(Figure record extracts)
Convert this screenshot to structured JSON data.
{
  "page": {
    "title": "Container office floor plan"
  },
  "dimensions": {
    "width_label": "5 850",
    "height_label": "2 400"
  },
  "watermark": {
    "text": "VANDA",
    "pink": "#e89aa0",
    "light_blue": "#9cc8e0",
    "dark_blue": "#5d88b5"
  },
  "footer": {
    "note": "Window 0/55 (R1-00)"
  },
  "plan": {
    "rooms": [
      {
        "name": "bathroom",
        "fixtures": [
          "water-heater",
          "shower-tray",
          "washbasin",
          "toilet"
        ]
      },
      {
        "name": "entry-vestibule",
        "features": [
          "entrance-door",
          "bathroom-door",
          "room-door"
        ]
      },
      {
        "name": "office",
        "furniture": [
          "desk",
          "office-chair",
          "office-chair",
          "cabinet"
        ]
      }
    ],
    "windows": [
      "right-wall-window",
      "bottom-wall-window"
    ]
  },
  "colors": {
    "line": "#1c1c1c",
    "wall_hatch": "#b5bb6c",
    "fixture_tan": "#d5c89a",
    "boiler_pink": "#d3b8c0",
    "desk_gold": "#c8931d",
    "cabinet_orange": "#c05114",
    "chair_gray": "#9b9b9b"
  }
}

EXERCISE DIRECTIONS:
Write out every line of the preceding listing that contains "plan".

FINAL RESULT:
    "title": "Container office floor plan"
  "plan": {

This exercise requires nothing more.